- [SOURCE MATERIAL]:
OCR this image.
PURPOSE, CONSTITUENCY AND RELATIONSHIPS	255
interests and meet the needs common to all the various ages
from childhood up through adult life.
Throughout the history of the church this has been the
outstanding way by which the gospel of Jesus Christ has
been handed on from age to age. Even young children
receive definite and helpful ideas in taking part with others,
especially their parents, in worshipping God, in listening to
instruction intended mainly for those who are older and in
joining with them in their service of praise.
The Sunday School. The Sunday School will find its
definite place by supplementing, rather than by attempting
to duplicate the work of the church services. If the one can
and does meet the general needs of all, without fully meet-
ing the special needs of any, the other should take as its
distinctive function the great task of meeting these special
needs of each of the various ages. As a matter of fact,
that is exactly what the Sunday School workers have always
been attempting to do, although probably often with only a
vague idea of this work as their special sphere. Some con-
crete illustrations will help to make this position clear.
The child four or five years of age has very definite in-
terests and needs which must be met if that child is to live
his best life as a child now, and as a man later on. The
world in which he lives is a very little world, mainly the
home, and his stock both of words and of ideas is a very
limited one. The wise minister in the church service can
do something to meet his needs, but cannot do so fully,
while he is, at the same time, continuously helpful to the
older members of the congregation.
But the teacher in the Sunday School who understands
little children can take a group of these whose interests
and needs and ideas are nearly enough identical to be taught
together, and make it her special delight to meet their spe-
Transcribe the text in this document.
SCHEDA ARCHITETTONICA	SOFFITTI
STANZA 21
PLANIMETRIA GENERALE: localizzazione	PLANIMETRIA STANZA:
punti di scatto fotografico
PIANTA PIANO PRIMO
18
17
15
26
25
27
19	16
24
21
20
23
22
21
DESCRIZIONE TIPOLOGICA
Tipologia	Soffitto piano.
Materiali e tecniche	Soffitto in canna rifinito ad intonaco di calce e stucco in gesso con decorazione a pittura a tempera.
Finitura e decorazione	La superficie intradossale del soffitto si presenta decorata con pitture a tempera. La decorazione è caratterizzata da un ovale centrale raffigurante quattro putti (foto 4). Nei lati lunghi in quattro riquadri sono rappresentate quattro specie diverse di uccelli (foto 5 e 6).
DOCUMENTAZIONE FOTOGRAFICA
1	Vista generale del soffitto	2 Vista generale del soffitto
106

- [SET TASK]:
Transcribe all entries exactly as they are given.

- [PROBLEM SOLUTION]:
OCR this image.
PURPOSE, CONSTITUENCY AND RELATIONSHIPS	255
interests and meet the needs common to all the various ages
from childhood up through adult life.
Throughout the history of the church this has been the
outstanding way by which the gospel of Jesus Christ has
been handed on from age to age. Even young children
receive definite and helpful ideas in taking part with others,
especially their parents, in worshipping God, in listening to
instruction intended mainly for those who are older and in
joining with them in their service of praise.
The Sunday School. The Sunday School will find its
definite place by supplementing, rather than by attempting
to duplicate the work of the church services. If the one can
and does meet the general needs of all, without fully meet-
ing the special needs of any, the other should take as its
distinctive function the great task of meeting these special
needs of each of the various ages. As a matter of fact,
that is exactly what the Sunday School workers have always
been attempting to do, although probably often with only a
vague idea of this work as their special sphere. Some con-
crete illustrations will help to make this position clear.
The child four or five years of age has very definite in-
terests and needs which must be met if that child is to live
his best life as a child now, and as a man later on. The
world in which he lives is a very little world, mainly the
home, and his stock both of words and of ideas is a very
limited one. The wise minister in the church service can
do something to meet his needs, but cannot do so fully,
while he is, at the same time, continuously helpful to the
older members of the congregation.
But the teacher in the Sunday School who understands
little children can take a group of these whose interests
and needs and ideas are nearly enough identical to be taught
together, and make it her special delight to meet their spe-
Transcribe the text in this document.
SCHEDA ARCHITETTONICA	SOFFITTI
STANZA 21
PLANIMETRIA GENERALE: localizzazione	PLANIMETRIA STANZA:
punti di scatto fotografico
PIANTA PIANO PRIMO
18
17
15
26
25
27
19	16
24
21
20
23
22
21
DESCRIZIONE TIPOLOGICA
Tipologia	Soffitto piano.
Materiali e tecniche	Soffitto in canna rifinito ad intonaco di calce e stucco in gesso con decorazione a pittura a tempera.
Finitura e decorazione	La superficie intradossale del soffitto si presenta decorata con pitture a tempera. La decorazione è caratterizzata da un ovale centrale raffigurante quattro putti (foto 4). Nei lati lunghi in quattro riquadri sono rappresentate quattro specie diverse di uccelli (foto 5 e 6).
DOCUMENTAZIONE FOTOGRAFICA
1	Vista generale del soffitto	2 Vista generale del soffitto
106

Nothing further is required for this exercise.